## [Objective]
State the number of lines that contain "when", with no other text.

## [Input]
☆ ☆ ☆
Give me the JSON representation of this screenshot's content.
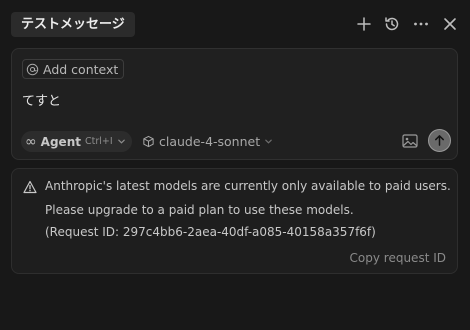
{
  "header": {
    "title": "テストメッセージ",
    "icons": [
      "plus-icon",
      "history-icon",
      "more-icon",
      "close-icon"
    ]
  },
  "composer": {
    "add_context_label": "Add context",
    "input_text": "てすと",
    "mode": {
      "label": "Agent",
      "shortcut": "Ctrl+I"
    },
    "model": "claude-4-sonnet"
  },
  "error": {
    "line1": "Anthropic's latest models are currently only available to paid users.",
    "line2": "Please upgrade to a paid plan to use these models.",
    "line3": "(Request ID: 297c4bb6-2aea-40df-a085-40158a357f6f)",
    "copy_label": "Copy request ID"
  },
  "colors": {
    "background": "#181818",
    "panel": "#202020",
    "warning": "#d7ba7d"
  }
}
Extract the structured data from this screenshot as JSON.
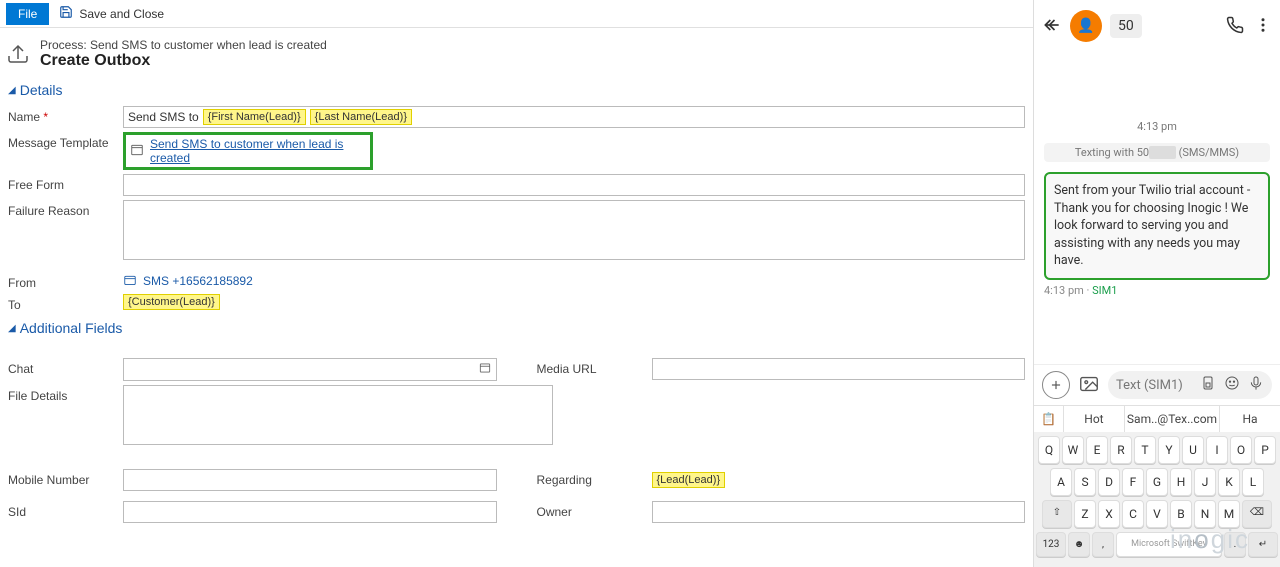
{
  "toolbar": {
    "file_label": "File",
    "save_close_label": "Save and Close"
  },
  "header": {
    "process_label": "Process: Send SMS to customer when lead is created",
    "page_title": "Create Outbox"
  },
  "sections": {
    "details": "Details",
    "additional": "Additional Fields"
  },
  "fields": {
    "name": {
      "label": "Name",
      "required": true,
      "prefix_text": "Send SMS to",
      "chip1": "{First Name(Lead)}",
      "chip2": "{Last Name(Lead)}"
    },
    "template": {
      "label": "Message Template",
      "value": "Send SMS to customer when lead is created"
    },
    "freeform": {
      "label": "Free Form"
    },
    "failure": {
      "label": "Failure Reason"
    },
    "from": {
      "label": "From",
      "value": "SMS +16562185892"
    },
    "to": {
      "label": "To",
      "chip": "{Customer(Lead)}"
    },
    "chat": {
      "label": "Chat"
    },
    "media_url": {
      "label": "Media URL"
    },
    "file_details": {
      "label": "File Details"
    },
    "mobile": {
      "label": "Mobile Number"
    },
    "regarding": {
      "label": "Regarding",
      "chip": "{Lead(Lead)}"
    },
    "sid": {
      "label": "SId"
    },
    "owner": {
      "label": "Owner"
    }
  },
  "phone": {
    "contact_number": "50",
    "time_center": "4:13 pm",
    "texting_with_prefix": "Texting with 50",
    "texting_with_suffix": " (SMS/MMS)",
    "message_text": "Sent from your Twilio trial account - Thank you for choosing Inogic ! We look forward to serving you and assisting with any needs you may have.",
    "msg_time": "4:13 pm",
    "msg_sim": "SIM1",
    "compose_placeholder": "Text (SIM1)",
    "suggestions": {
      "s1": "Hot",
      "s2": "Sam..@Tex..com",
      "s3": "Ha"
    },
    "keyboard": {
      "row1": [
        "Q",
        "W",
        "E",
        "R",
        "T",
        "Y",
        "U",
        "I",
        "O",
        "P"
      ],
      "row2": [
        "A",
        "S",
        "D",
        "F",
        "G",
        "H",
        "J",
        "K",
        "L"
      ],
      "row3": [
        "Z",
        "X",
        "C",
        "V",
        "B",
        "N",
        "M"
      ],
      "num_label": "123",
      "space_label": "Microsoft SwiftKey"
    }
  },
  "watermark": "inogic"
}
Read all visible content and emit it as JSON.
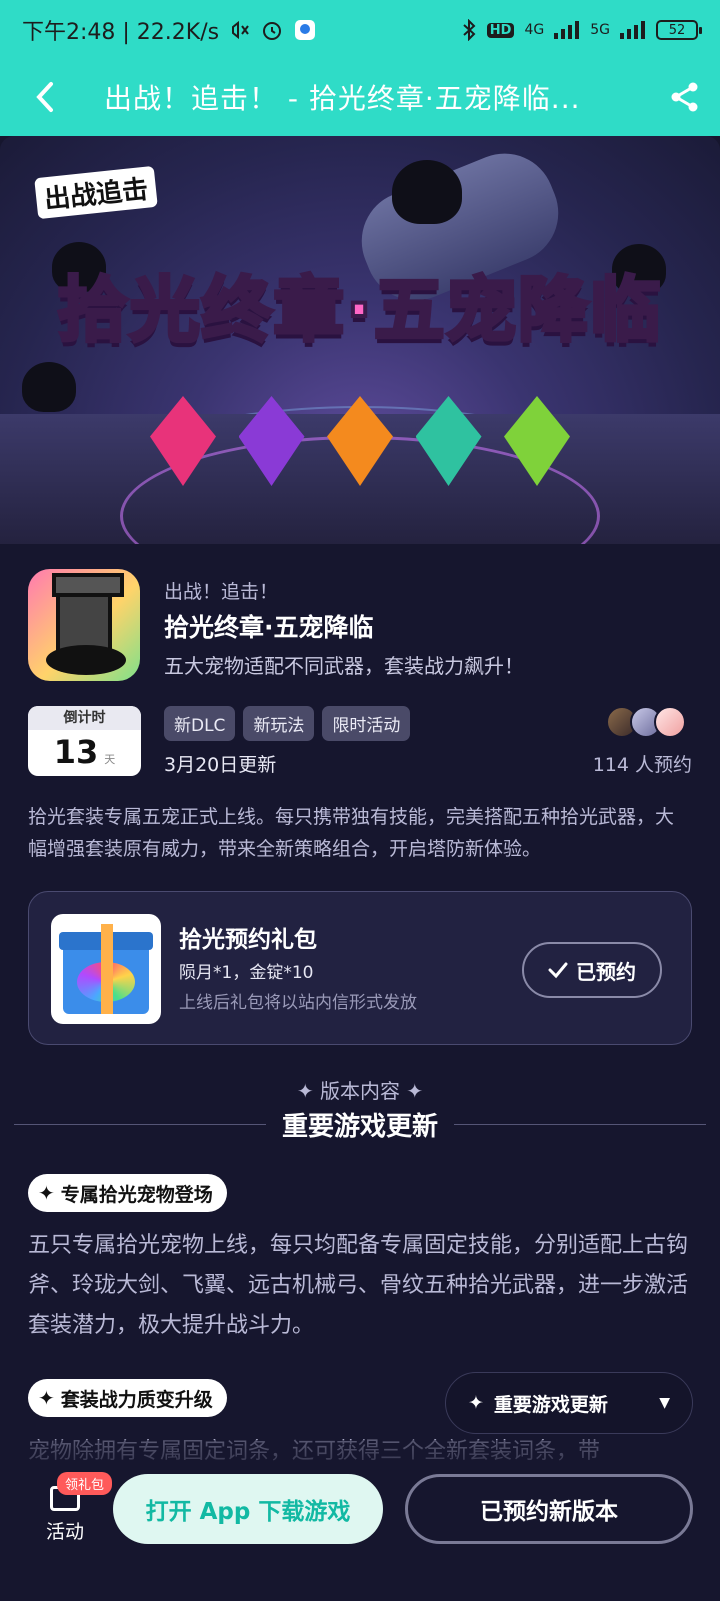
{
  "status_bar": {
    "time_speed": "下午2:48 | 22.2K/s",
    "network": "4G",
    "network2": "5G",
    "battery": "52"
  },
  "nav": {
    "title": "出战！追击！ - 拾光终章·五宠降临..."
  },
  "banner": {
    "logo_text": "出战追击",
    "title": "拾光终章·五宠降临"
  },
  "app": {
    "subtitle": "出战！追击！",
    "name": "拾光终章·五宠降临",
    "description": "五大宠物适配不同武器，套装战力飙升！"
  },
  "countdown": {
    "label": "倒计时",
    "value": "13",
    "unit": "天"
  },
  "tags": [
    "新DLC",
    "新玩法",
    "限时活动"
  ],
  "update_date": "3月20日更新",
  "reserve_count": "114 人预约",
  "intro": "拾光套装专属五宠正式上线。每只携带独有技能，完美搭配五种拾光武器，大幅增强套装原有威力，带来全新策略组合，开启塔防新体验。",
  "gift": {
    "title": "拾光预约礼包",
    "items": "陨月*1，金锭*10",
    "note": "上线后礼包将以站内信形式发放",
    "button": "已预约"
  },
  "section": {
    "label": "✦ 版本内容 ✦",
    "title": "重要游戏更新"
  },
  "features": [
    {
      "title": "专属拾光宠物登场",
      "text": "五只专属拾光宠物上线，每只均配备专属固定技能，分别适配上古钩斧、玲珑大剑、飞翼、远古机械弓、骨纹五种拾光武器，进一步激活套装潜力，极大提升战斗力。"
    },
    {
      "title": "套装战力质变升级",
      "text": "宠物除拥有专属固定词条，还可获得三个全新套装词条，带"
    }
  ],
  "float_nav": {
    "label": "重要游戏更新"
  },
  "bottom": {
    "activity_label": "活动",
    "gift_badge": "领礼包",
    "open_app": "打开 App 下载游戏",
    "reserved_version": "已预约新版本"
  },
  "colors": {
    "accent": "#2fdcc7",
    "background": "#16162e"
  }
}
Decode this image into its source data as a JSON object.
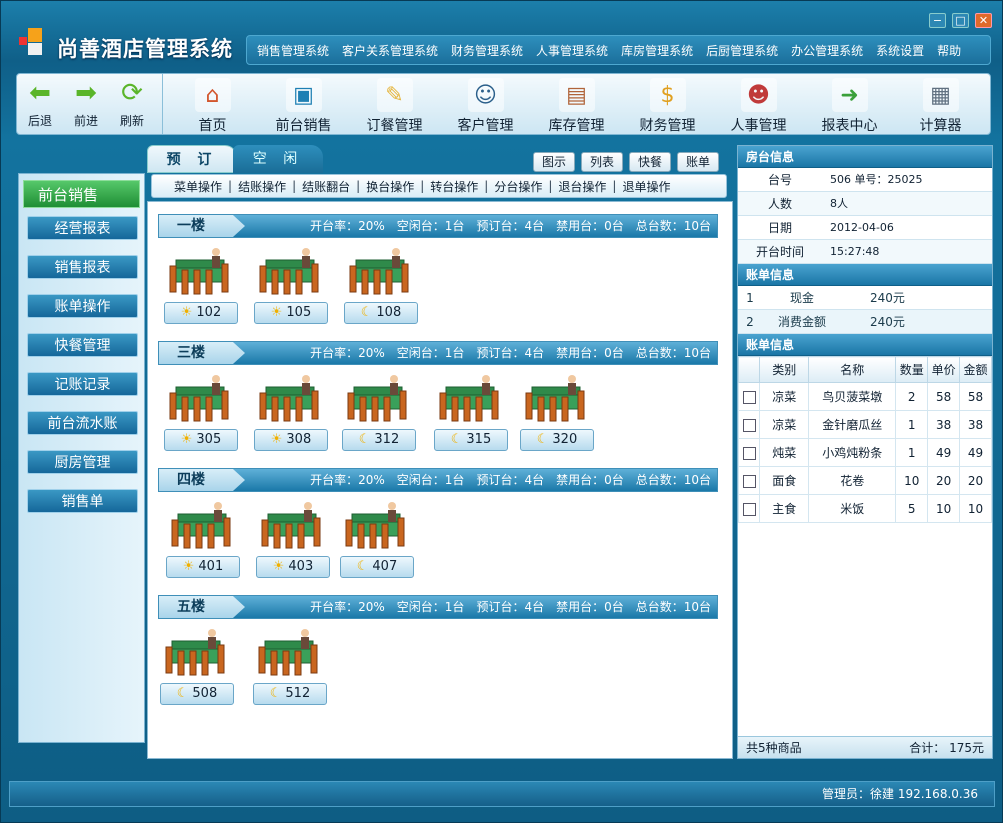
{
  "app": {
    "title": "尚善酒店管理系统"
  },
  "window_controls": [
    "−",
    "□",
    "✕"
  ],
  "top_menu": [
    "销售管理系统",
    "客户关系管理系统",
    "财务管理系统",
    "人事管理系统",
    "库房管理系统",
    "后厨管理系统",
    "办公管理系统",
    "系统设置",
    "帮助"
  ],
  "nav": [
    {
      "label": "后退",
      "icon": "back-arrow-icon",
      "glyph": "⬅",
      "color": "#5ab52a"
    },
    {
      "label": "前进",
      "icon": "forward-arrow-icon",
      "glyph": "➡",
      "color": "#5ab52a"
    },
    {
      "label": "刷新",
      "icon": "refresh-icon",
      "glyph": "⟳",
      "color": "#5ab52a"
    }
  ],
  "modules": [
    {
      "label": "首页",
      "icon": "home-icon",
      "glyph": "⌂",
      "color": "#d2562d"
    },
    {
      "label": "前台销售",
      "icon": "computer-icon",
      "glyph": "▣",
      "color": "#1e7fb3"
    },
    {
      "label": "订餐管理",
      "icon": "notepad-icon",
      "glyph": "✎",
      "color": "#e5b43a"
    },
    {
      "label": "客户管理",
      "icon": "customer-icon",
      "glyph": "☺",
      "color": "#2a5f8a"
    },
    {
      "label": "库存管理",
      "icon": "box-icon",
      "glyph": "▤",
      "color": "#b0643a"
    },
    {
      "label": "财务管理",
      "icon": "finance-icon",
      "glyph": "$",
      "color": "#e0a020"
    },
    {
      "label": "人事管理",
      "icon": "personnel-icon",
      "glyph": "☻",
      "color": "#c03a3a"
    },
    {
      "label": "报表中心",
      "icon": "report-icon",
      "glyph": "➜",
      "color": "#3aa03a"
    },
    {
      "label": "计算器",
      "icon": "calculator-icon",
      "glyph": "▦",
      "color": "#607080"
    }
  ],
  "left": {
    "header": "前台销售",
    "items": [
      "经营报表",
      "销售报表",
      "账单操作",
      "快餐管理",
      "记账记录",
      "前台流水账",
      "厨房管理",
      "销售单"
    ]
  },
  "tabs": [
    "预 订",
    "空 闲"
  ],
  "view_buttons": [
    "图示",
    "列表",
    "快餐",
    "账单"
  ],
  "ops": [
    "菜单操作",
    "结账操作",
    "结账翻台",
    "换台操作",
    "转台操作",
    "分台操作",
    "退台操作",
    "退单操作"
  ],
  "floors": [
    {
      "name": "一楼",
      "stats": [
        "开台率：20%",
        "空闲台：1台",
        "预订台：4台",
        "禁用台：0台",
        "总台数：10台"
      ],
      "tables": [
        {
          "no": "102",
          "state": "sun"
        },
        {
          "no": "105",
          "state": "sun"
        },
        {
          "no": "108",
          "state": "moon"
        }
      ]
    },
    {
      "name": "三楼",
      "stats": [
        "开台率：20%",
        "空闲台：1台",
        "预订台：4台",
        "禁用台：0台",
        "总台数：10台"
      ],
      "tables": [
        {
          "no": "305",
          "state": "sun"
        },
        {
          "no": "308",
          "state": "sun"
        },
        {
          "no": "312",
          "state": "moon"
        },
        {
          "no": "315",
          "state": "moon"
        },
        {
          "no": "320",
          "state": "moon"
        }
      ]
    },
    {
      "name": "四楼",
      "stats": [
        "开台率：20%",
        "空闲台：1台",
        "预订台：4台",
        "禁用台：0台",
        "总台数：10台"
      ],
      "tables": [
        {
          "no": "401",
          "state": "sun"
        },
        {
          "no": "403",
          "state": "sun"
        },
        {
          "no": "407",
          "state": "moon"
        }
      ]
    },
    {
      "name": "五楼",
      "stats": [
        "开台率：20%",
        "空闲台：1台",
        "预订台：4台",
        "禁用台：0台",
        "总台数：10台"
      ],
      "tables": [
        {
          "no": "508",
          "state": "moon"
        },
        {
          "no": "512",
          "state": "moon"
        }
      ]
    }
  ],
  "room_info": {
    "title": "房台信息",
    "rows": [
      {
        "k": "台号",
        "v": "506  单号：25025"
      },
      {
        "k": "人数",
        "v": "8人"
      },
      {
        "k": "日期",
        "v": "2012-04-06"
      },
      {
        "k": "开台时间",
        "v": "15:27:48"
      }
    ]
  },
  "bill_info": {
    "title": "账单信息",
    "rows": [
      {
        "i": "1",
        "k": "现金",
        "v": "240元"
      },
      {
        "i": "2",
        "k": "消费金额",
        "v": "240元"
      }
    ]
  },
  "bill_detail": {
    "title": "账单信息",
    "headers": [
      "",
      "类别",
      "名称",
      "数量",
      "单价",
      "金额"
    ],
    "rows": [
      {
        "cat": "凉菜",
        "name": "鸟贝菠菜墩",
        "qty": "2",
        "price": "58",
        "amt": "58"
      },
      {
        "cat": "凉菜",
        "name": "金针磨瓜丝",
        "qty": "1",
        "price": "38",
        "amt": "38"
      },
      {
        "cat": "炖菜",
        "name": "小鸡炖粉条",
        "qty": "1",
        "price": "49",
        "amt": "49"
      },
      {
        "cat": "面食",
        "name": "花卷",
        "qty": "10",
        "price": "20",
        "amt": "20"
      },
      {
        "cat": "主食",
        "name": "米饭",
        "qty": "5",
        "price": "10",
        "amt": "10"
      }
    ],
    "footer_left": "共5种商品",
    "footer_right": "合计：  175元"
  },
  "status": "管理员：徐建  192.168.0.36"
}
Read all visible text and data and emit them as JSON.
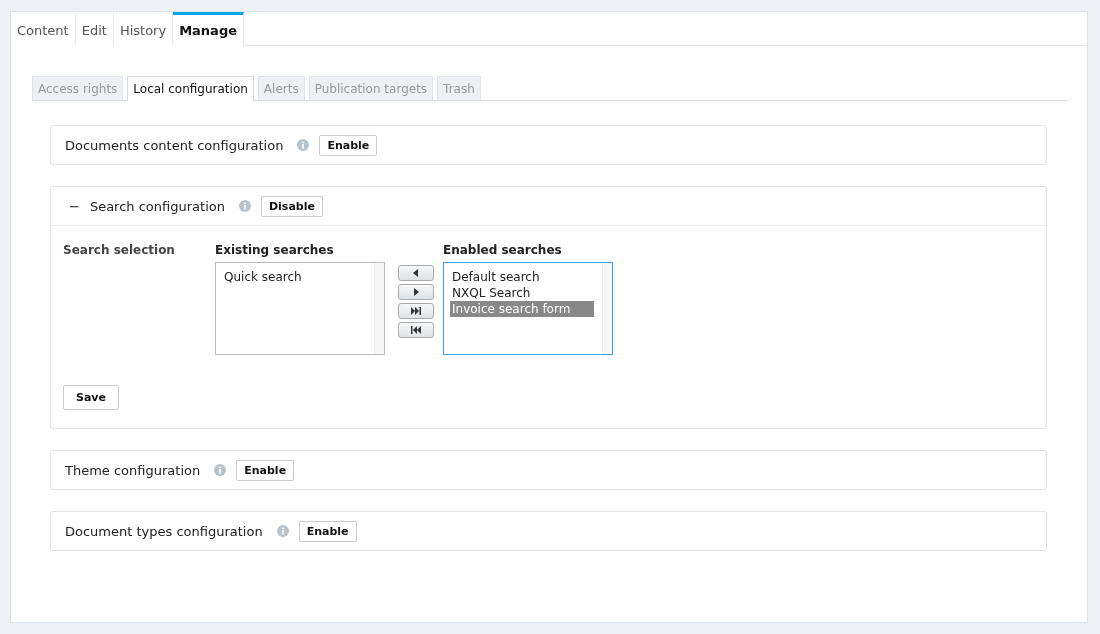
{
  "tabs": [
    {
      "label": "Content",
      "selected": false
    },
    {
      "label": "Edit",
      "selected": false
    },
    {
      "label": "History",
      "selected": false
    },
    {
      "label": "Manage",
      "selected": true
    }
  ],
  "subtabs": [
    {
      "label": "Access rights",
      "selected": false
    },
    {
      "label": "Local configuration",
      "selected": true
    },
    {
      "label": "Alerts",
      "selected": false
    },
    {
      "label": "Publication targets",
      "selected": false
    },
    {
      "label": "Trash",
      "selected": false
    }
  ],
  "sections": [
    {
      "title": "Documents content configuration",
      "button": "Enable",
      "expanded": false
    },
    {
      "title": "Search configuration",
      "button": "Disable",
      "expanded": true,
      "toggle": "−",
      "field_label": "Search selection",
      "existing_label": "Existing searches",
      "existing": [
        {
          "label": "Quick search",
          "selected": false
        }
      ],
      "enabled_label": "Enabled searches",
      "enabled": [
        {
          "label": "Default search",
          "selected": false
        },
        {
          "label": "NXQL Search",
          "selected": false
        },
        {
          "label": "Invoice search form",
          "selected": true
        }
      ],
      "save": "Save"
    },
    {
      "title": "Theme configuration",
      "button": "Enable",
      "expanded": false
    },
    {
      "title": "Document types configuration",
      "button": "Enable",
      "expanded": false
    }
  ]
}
☆ ☆ ☆
## [Result of this task]
2